### JOB
Gather up every line from the entries below that uses the word "structured".

### EXCERPTED RECORDS

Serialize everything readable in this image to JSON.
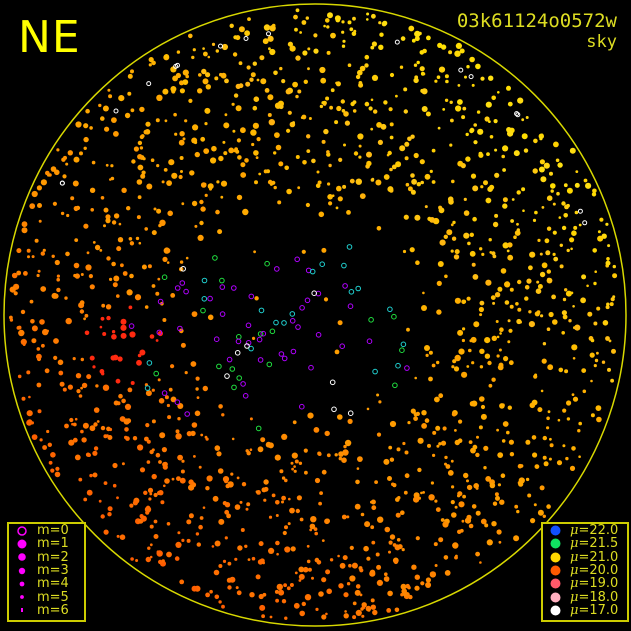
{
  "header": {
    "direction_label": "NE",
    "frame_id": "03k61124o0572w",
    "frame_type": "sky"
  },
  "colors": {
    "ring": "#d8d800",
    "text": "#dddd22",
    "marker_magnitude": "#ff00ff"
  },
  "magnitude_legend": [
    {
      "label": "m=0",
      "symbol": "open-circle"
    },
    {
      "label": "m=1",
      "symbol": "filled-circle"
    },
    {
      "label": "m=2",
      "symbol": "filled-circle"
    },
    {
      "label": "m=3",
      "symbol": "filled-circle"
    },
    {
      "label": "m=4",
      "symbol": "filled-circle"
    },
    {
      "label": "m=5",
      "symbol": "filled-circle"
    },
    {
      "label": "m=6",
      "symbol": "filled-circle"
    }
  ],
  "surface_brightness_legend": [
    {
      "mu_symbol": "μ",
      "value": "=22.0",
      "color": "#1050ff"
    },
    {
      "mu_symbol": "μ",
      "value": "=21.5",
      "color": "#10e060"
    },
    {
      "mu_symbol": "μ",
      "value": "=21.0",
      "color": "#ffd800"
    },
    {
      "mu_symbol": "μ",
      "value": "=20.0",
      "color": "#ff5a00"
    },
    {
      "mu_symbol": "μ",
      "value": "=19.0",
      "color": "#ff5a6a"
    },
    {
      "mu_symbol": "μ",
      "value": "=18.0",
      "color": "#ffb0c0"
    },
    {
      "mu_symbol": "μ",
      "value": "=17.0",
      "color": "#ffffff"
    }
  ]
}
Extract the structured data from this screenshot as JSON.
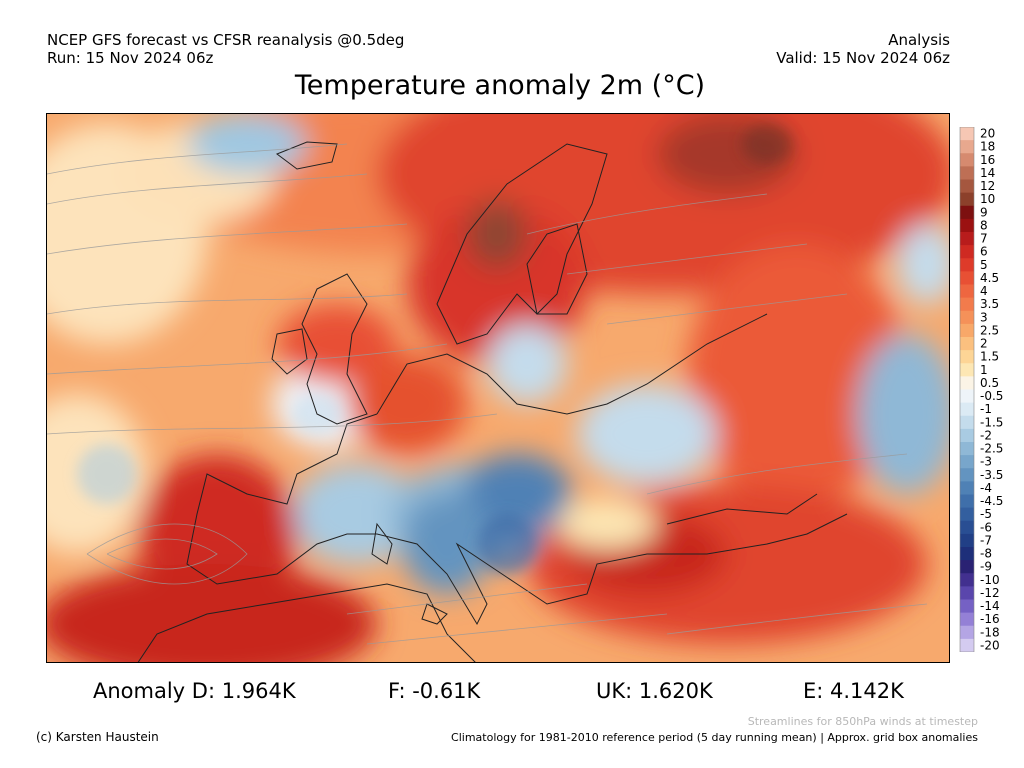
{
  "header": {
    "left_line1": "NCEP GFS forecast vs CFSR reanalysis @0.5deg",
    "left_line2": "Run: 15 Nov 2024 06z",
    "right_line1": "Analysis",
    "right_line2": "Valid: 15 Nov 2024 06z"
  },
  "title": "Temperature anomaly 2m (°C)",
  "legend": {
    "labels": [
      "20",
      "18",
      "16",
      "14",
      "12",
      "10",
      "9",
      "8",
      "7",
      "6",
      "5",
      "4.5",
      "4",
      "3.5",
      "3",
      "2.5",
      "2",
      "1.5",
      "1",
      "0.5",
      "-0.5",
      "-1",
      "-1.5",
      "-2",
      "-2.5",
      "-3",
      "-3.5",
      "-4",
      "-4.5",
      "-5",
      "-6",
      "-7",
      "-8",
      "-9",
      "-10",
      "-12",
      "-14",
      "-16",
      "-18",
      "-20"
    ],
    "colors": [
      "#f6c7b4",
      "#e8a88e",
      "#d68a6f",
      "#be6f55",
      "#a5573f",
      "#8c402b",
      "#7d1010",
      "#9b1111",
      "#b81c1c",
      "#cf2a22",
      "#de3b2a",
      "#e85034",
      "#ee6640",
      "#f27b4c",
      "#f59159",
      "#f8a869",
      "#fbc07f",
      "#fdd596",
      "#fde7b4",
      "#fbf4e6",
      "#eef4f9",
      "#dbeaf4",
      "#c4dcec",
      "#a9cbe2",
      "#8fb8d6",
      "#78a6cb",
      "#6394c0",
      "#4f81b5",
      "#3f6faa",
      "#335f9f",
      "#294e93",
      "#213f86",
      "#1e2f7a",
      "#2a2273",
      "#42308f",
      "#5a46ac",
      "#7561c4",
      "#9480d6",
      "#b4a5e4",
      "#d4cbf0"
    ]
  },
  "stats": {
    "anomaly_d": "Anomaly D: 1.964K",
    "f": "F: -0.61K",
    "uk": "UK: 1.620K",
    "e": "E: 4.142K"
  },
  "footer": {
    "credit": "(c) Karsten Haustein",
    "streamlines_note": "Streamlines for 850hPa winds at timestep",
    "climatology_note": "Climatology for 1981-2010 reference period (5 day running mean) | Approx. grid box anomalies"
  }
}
* * *
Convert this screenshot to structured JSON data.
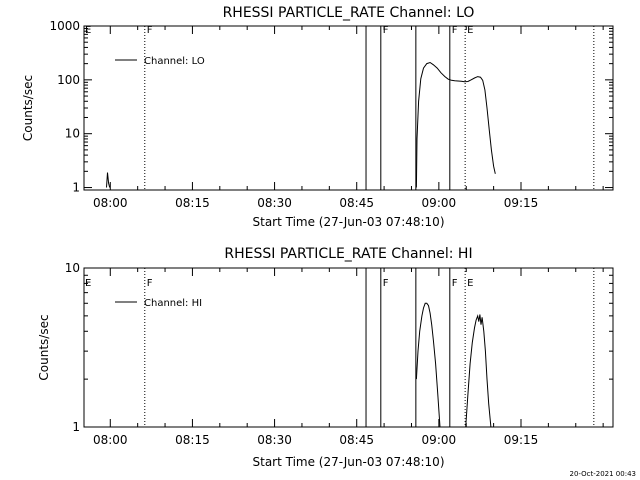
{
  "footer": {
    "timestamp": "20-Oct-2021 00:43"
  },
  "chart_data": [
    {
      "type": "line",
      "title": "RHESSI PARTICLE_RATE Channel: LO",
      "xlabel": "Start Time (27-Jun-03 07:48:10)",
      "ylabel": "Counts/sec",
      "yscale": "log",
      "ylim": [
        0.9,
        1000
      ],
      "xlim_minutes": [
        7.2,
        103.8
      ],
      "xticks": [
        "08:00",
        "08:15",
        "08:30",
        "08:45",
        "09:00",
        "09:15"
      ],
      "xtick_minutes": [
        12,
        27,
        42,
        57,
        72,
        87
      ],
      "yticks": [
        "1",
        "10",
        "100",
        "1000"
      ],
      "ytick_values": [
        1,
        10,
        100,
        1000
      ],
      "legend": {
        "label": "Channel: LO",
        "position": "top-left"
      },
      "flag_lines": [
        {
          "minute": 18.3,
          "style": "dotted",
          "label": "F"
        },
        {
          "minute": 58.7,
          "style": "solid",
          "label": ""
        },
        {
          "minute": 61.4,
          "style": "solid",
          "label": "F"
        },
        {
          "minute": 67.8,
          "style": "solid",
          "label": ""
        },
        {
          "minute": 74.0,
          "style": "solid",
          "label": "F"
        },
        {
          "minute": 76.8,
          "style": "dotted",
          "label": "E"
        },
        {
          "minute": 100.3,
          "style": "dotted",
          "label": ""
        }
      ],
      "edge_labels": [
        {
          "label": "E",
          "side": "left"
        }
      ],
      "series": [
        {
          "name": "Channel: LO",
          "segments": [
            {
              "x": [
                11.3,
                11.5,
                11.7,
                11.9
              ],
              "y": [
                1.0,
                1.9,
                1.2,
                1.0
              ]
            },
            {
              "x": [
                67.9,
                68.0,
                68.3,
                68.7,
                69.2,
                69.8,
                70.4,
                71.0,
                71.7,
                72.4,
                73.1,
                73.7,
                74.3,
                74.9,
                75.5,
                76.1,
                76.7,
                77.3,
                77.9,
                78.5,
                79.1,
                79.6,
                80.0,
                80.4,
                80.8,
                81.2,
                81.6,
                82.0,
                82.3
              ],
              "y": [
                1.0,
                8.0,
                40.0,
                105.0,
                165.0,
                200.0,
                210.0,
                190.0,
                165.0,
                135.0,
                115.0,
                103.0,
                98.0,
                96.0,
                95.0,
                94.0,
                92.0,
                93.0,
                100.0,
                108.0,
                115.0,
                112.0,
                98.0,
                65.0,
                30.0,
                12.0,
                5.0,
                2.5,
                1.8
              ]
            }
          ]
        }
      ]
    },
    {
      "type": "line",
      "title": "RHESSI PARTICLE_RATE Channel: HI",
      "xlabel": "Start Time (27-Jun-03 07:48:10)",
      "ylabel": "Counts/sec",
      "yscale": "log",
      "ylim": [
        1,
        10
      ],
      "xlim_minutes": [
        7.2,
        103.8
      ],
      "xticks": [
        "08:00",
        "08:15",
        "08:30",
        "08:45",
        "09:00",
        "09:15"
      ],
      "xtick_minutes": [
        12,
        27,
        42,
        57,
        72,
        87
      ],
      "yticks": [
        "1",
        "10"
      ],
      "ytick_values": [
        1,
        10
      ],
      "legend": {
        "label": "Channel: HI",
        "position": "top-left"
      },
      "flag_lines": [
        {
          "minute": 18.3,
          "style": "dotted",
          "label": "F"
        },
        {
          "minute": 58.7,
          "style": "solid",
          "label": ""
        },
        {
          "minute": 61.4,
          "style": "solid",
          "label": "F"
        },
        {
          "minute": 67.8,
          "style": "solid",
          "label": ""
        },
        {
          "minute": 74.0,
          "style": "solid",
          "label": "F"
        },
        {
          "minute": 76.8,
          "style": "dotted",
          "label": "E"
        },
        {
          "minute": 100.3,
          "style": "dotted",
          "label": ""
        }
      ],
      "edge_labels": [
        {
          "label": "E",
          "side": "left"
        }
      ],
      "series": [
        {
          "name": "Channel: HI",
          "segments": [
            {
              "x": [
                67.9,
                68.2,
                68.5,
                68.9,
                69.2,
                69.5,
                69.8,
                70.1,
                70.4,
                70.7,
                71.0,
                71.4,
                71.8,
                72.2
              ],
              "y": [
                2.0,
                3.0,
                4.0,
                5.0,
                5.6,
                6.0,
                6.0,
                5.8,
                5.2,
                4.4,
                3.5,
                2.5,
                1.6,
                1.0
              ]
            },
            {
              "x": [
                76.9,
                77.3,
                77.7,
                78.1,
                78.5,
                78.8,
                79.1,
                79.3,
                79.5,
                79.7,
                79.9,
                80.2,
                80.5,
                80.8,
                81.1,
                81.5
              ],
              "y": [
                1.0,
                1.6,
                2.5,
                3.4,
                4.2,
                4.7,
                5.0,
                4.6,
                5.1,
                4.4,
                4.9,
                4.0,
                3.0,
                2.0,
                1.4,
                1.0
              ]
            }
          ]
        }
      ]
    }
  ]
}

### RIGHT ANSWER
Extract the structured data from this screenshot as JSON.
Convert this screenshot to structured JSON data.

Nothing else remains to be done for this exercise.